Kutipan Terpilih ▸
——————

Surabaya, NU Online
Hasil Ujian Nasional SMA/MA baru diumumkan awal Mei lalu. Namun, sebanyak 138 siswa Madrasah Aliyah (MA) Amanatul Ummah sudah diterima di beberapa perguruan tinggi favorit di dalam negeri. Beberapa lainnya bahkan sudah diterima juga di Eropa dan Timur Tengah.
“13 siswa MA Amanatul Umah diterima Fakultas Kedokteran Umum di Unair, Undip, UNS, dan UIN Jakarta. Teknik informatikanya mungkin lebih dari 20 diterima di UGM, Unair, dan lainnya,” terang Pengasuh Pondok Pesantren Amanatul Ummah KH Asep Saifuddin Chalim saat ditemui di pesantrennya, Mojokerto, Selasa (10/05) seperti dikutip dari laman kemenag.go.id.
“Tahun ini, siswa yang kuliah ke Eropa juga banyak sekali. Ada sekitar 50-an, menyebar ke Jerman, Inggris, Cambridge, dan lainnya. Sedangkan yang ke Timur Tengah ada 23, sebagian lainnya ke China, Jepang, Australia. Semuanya ada 138 siswa,” tambahnya.
Sosok berkharisma yang akrab disapa Kiai Asep ini bahkan yakin kalau jumlahnya akan bertambah setelah pelaksanaan SBMPTN. Menurutnya, siswa MA Amanatul Ummah yang belum masuk melalui jalur undangan biasanya akan banyak yang diterima melalui SBMPTN.
Selain berdasarkan pengalaman tahun-tahun sebelumnya, Kiai Asep yang juga ketua umum Persatuan Guru Nahdlatul Ulama (Perguru) itu yakin karena sampai saat ini proses persiapan menghadapi SBMPTN terus dilakukan.
“Kita masih melaksanakan try out. Senin try out, Selasa dan Rabu dilakukan pembahasan tuntas. Kamis try out, lalu Jumat, Sabtu, dan Ahad dilakukan pembahasan tuntas. Demikian terus sampai SBMPTN,” jelasnya.
“Di hari-hari yang demikian ini, kita harus lebih meningkatkan motivasi kepada para siswa agar jangan sampai kehilangan harapan melihat teman-temannya sudah diterima di mana-mana,” tambahnya.
Syarat Kuliah di Luar Negeri
KH Asep mengaku awalnya tidak mengizinkan lulusan MA Ponpes Amanatul Ummah untuk melanjutkan kuliah di negara-negara non-Timur Tengah. Berdiri sejak 2001, baru 4 tahun terakhir saja Kiai Asep mengizinkan alumni MA untuk meneruskan belajar di Eropa dan lainnya itu.

——————

Soal Tertulis ▸ Sunting berita di atas dengan menuliskan ulang seluruh bagiannya mulai dari "Selain berdasarkan pengalaman" sampai "SBMPTN terus dilakukan.". Ganti "pengalaman" dengan "catatan".

——————

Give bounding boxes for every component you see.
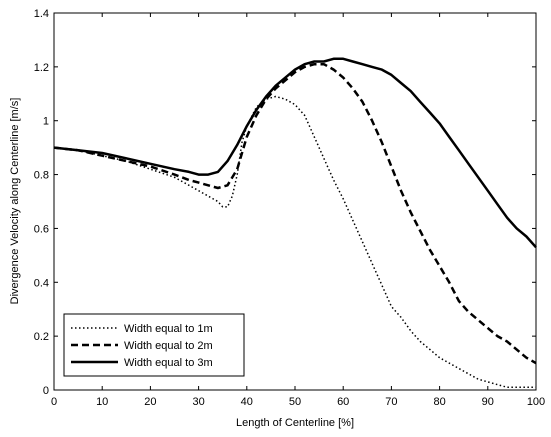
x-tick-label: 10 [96,396,108,408]
y-tick-label: 0.4 [34,277,49,289]
y-tick-label: 0.6 [34,223,49,235]
x-axis-label: Length of Centerline [%] [236,417,354,429]
x-tick-label: 100 [527,396,545,408]
x-tick-label: 40 [241,396,253,408]
axis-ticks: 0 10 20 30 40 50 60 70 80 90 100 0 0.2 0.4 0.6 0.8 1 1.2 1… [34,8,545,408]
series-line-1 [53,95,536,389]
legend-label-3m: Width equal to 3m [124,357,213,369]
x-tick-label: 50 [289,396,301,408]
x-tick-label: 70 [385,396,397,408]
x-tick-label: 0 [51,396,57,408]
legend-label-2m: Width equal to 2m [124,340,213,352]
plot-area [53,57,537,389]
series-line-2 [53,62,537,365]
y-tick-label: 1 [43,116,49,128]
legend-label-1m: Width equal to 1m [124,323,213,335]
y-tick-label: 0.2 [34,331,49,343]
x-tick-label: 90 [482,396,494,408]
y-axis-label: Divergence Velocity along Centerline [m/… [9,98,21,305]
x-tick-label: 30 [192,396,204,408]
y-tick-label: 1.2 [34,62,49,74]
y-tick-label: 0 [43,385,49,397]
y-tick-label: 0.8 [34,170,49,182]
series-line-3 [53,57,537,249]
legend: Width equal to 1m Width equal to 2m Widt… [63,313,245,377]
x-tick-label: 20 [144,396,156,408]
x-tick-label: 80 [433,396,445,408]
y-tick-label: 1.4 [34,8,49,20]
x-tick-label: 60 [337,396,349,408]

——————

Penyelesaian Tugas ▸
Selain berdasarkan catatan tahun-tahun sebelumnya, Kiai Asep yang juga ketua umum Persatuan Guru Nahdlatul Ulama (Perguru) itu yakin karena sampai saat ini proses persiapan menghadapi SBMPTN terus dilakukan.